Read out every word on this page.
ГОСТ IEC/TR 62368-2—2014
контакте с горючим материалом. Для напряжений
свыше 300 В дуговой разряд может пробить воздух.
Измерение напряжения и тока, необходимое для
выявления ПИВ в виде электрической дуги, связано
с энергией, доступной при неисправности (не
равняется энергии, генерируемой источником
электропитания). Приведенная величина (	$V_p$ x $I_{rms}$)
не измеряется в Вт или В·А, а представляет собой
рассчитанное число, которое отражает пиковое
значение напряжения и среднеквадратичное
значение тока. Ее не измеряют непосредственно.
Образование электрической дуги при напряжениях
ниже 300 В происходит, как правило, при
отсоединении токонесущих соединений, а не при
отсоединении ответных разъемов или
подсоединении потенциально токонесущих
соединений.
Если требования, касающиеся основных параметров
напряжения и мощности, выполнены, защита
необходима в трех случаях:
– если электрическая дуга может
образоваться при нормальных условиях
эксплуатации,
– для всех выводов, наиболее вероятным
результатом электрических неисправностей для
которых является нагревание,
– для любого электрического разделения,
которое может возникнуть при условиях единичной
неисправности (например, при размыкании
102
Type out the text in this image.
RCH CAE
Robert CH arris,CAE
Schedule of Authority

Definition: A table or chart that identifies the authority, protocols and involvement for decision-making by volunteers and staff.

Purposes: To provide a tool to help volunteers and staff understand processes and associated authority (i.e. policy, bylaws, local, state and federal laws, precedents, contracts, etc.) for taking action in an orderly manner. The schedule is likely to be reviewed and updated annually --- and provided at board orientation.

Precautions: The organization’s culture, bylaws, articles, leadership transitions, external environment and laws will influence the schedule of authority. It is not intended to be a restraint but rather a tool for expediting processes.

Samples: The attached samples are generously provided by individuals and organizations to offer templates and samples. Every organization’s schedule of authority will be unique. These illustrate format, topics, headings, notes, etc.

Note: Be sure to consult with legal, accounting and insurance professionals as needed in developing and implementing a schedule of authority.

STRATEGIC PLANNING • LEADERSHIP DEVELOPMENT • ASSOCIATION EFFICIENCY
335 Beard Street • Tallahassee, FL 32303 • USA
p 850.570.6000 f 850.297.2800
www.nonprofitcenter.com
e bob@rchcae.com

⁂

* **Your task**:
Reproduce every entry shown above, precisely as it stands.

* **Worked solution**:
Read out every word on this page.
ГОСТ IEC/TR 62368-2—2014
контакте с горючим материалом. Для напряжений
свыше 300 В дуговой разряд может пробить воздух.
Измерение напряжения и тока, необходимое для
выявления ПИВ в виде электрической дуги, связано
с энергией, доступной при неисправности (не
равняется энергии, генерируемой источником
электропитания). Приведенная величина (	$V_p$ x $I_{rms}$)
не измеряется в Вт или В·А, а представляет собой
рассчитанное число, которое отражает пиковое
значение напряжения и среднеквадратичное
значение тока. Ее не измеряют непосредственно.
Образование электрической дуги при напряжениях
ниже 300 В происходит, как правило, при
отсоединении токонесущих соединений, а не при
отсоединении ответных разъемов или
подсоединении потенциально токонесущих
соединений.
Если требования, касающиеся основных параметров
напряжения и мощности, выполнены, защита
необходима в трех случаях:
– если электрическая дуга может
образоваться при нормальных условиях
эксплуатации,
– для всех выводов, наиболее вероятным
результатом электрических неисправностей для
которых является нагревание,
– для любого электрического разделения,
которое может возникнуть при условиях единичной
неисправности (например, при размыкании
102
Type out the text in this image.
RCH CAE
Robert CH arris,CAE
Schedule of Authority

Definition: A table or chart that identifies the authority, protocols and involvement for decision-making by volunteers and staff.

Purposes: To provide a tool to help volunteers and staff understand processes and associated authority (i.e. policy, bylaws, local, state and federal laws, precedents, contracts, etc.) for taking action in an orderly manner. The schedule is likely to be reviewed and updated annually --- and provided at board orientation.

Precautions: The organization’s culture, bylaws, articles, leadership transitions, external environment and laws will influence the schedule of authority. It is not intended to be a restraint but rather a tool for expediting processes.

Samples: The attached samples are generously provided by individuals and organizations to offer templates and samples. Every organization’s schedule of authority will be unique. These illustrate format, topics, headings, notes, etc.

Note: Be sure to consult with legal, accounting and insurance professionals as needed in developing and implementing a schedule of authority.

STRATEGIC PLANNING • LEADERSHIP DEVELOPMENT • ASSOCIATION EFFICIENCY
335 Beard Street • Tallahassee, FL 32303 • USA
p 850.570.6000 f 850.297.2800
www.nonprofitcenter.com
e bob@rchcae.com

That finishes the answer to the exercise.